[Written task]
Take every line that has the string "category" and copy it out.

[Stored records]
** start **

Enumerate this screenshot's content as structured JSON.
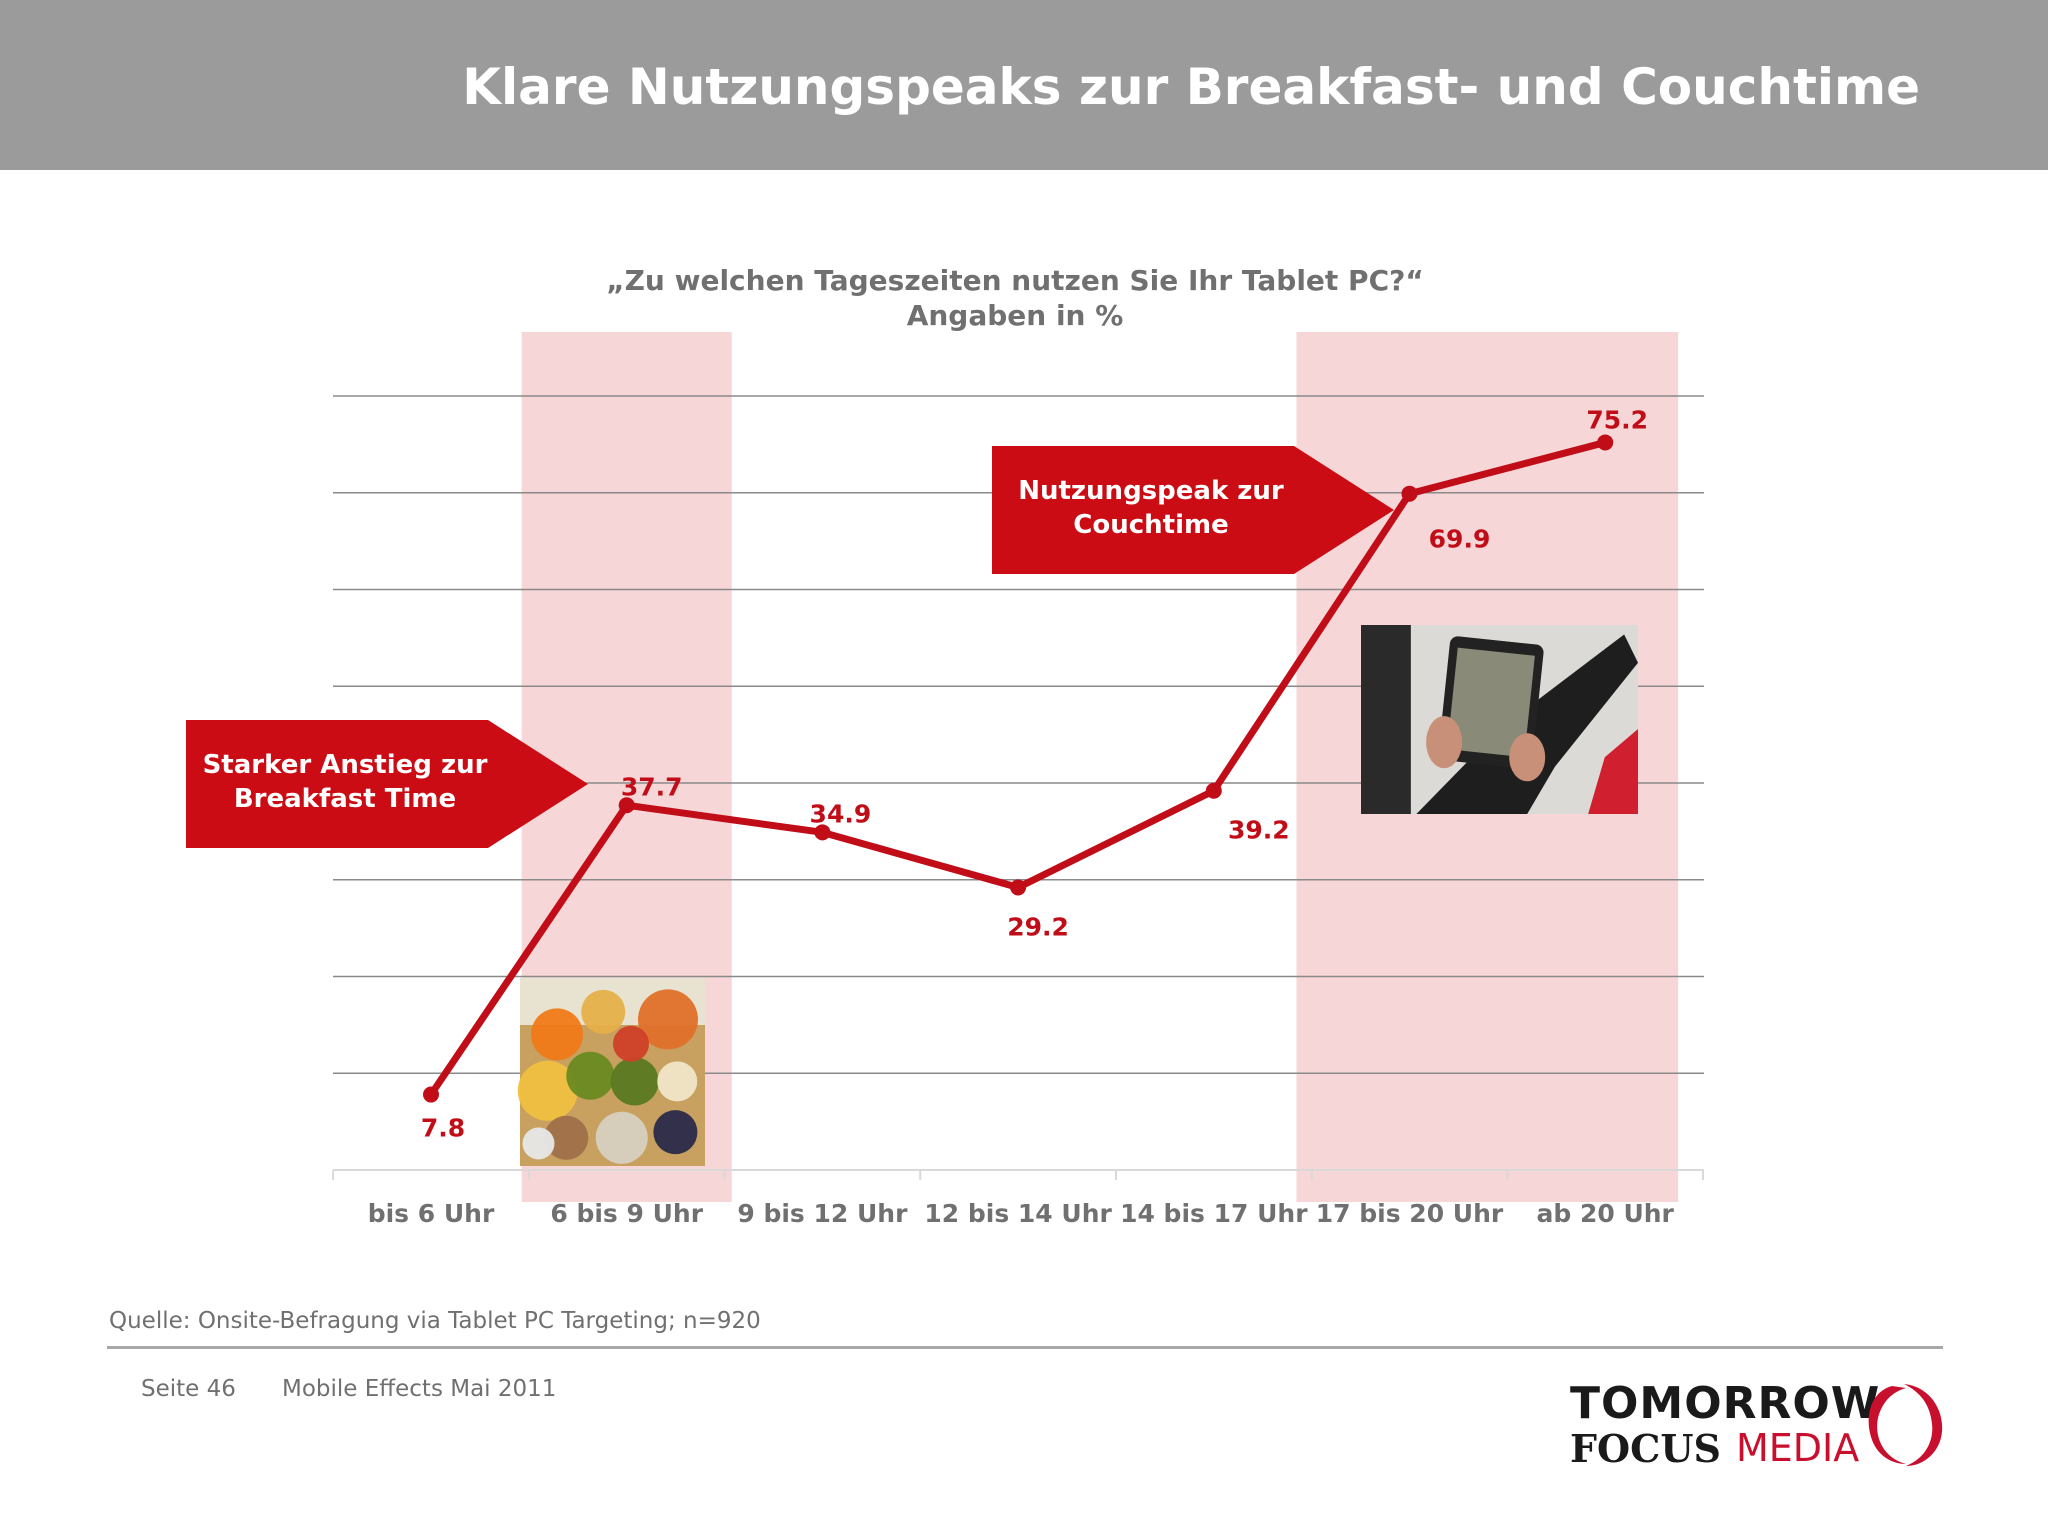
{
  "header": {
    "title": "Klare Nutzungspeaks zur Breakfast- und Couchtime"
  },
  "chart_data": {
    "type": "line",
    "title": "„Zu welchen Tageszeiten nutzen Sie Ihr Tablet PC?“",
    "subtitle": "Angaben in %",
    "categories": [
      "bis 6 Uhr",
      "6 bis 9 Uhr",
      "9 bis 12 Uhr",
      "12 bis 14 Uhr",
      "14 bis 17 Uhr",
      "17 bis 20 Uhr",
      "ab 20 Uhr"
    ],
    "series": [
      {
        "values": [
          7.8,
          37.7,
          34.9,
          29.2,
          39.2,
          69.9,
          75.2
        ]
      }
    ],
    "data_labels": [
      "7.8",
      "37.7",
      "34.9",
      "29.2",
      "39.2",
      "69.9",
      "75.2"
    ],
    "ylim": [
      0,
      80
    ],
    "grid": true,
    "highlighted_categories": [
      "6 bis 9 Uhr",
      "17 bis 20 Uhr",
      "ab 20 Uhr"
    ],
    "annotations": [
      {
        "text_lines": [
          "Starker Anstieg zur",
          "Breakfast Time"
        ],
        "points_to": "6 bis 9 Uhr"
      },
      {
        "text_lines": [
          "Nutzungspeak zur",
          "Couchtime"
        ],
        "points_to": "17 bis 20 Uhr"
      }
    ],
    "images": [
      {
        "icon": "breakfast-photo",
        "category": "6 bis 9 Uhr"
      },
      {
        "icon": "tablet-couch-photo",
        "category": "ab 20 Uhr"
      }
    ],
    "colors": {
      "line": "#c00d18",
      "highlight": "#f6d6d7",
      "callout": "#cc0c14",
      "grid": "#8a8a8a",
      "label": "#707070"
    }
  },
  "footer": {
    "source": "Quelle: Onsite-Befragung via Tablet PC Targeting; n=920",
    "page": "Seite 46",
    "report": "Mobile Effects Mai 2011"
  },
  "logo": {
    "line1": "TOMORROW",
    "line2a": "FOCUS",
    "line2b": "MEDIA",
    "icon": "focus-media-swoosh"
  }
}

** end **

[Output]
        "category": "6 bis 9 Uhr"
        "category": "ab 20 Uhr"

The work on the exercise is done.